## Supplied entries
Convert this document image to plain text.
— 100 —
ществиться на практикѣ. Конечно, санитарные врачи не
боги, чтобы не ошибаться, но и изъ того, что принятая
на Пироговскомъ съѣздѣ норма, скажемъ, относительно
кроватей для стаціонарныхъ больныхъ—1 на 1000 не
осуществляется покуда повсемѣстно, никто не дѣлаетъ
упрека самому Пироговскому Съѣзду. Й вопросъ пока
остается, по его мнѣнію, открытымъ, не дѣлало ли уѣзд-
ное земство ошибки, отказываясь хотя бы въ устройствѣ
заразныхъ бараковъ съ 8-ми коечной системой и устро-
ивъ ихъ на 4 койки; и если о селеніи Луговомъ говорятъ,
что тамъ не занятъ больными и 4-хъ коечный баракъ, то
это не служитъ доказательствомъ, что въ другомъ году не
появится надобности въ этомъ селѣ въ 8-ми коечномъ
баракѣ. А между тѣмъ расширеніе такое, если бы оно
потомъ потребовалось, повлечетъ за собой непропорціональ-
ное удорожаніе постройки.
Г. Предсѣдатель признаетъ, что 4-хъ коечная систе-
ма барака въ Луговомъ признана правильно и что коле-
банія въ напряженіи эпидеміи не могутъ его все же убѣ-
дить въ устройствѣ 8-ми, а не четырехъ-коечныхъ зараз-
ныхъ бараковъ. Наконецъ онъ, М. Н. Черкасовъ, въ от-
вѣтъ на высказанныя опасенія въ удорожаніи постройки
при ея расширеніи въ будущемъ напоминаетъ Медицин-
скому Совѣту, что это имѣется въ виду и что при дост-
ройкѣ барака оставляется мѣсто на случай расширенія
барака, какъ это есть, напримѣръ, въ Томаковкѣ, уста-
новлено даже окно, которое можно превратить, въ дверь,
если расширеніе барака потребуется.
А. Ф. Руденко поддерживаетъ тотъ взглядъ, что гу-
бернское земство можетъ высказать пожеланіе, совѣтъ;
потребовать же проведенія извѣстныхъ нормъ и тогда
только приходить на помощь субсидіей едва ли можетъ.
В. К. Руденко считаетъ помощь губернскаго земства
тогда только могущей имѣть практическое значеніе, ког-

## Aim
Exactly reproduce every record.

## Worked solution
Convert this document image to plain text.
— 100 —
ществиться на практикѣ. Конечно, санитарные врачи не
боги, чтобы не ошибаться, но и изъ того, что принятая
на Пироговскомъ съѣздѣ норма, скажемъ, относительно
кроватей для стаціонарныхъ больныхъ—1 на 1000 не
осуществляется покуда повсемѣстно, никто не дѣлаетъ
упрека самому Пироговскому Съѣзду. Й вопросъ пока
остается, по его мнѣнію, открытымъ, не дѣлало ли уѣзд-
ное земство ошибки, отказываясь хотя бы въ устройствѣ
заразныхъ бараковъ съ 8-ми коечной системой и устро-
ивъ ихъ на 4 койки; и если о селеніи Луговомъ говорятъ,
что тамъ не занятъ больными и 4-хъ коечный баракъ, то
это не служитъ доказательствомъ, что въ другомъ году не
появится надобности въ этомъ селѣ въ 8-ми коечномъ
баракѣ. А между тѣмъ расширеніе такое, если бы оно
потомъ потребовалось, повлечетъ за собой непропорціональ-
ное удорожаніе постройки.
Г. Предсѣдатель признаетъ, что 4-хъ коечная систе-
ма барака въ Луговомъ признана правильно и что коле-
банія въ напряженіи эпидеміи не могутъ его все же убѣ-
дить въ устройствѣ 8-ми, а не четырехъ-коечныхъ зараз-
ныхъ бараковъ. Наконецъ онъ, М. Н. Черкасовъ, въ от-
вѣтъ на высказанныя опасенія въ удорожаніи постройки
при ея расширеніи въ будущемъ напоминаетъ Медицин-
скому Совѣту, что это имѣется въ виду и что при дост-
ройкѣ барака оставляется мѣсто на случай расширенія
барака, какъ это есть, напримѣръ, въ Томаковкѣ, уста-
новлено даже окно, которое можно превратить, въ дверь,
если расширеніе барака потребуется.
А. Ф. Руденко поддерживаетъ тотъ взглядъ, что гу-
бернское земство можетъ высказать пожеланіе, совѣтъ;
потребовать же проведенія извѣстныхъ нормъ и тогда
только приходить на помощь субсидіей едва ли можетъ.
В. К. Руденко считаетъ помощь губернскаго земства
тогда только могущей имѣть практическое значеніе, ког-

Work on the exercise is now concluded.